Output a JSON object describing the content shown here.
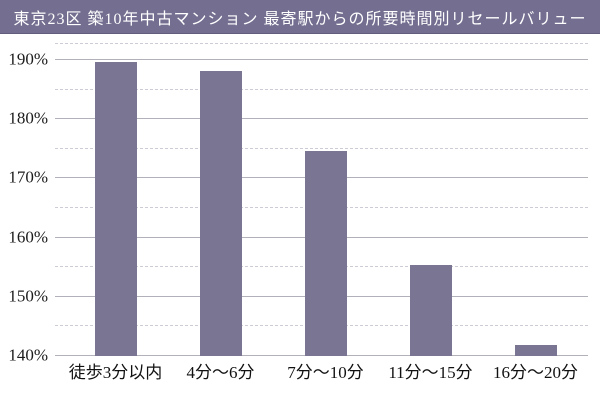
{
  "title": {
    "text": "東京23区 築10年中古マンション 最寄駅からの所要時間別リセールバリュー"
  },
  "colors": {
    "title_background": "#746e90",
    "title_text": "#ffffff",
    "bar_fill": "#7b7594",
    "major_gridline": "#b1b1ba",
    "minor_gridline": "#ccccd6",
    "axis_text": "#1c1c1c",
    "background": "#ffffff"
  },
  "chart_data": {
    "type": "bar",
    "title": "東京23区 築10年中古マンション 最寄駅からの所要時間別リセールバリュー",
    "categories": [
      "徒歩3分以内",
      "4分〜6分",
      "7分〜10分",
      "11分〜15分",
      "16分〜20分"
    ],
    "values": [
      189.7,
      188.2,
      174.7,
      155.3,
      141.9
    ],
    "xlabel": "",
    "ylabel": "",
    "ylim": [
      140,
      190
    ],
    "y_major_step": 10,
    "y_minor_step": 5,
    "y_ticks": [
      {
        "value": 190,
        "label": "190%"
      },
      {
        "value": 180,
        "label": "180%"
      },
      {
        "value": 170,
        "label": "170%"
      },
      {
        "value": 160,
        "label": "160%"
      },
      {
        "value": 150,
        "label": "150%"
      },
      {
        "value": 140,
        "label": "140%"
      }
    ],
    "grid": "horizontal; solid major lines every 10%, dashed minor lines every 5%, dashed top border",
    "legend": "none",
    "unit": "%"
  }
}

□ □ □ □

• _Exercise instructions_
Restate the whole listing above exactly, except for its images.

• _Correct answer_
Output a JSON object describing the content shown here.
{
  "title": {
    "text": "東京23区 築10年中古マンション 最寄駅からの所要時間別リセールバリュー"
  },
  "colors": {
    "title_background": "#746e90",
    "title_text": "#ffffff",
    "bar_fill": "#7b7594",
    "major_gridline": "#b1b1ba",
    "minor_gridline": "#ccccd6",
    "axis_text": "#1c1c1c",
    "background": "#ffffff"
  },
  "chart_data": {
    "type": "bar",
    "title": "東京23区 築10年中古マンション 最寄駅からの所要時間別リセールバリュー",
    "categories": [
      "徒歩3分以内",
      "4分〜6分",
      "7分〜10分",
      "11分〜15分",
      "16分〜20分"
    ],
    "values": [
      189.7,
      188.2,
      174.7,
      155.3,
      141.9
    ],
    "xlabel": "",
    "ylabel": "",
    "ylim": [
      140,
      190
    ],
    "y_major_step": 10,
    "y_minor_step": 5,
    "y_ticks": [
      {
        "value": 190,
        "label": "190%"
      },
      {
        "value": 180,
        "label": "180%"
      },
      {
        "value": 170,
        "label": "170%"
      },
      {
        "value": 160,
        "label": "160%"
      },
      {
        "value": 150,
        "label": "150%"
      },
      {
        "value": 140,
        "label": "140%"
      }
    ],
    "grid": "horizontal; solid major lines every 10%, dashed minor lines every 5%, dashed top border",
    "legend": "none",
    "unit": "%"
  }
}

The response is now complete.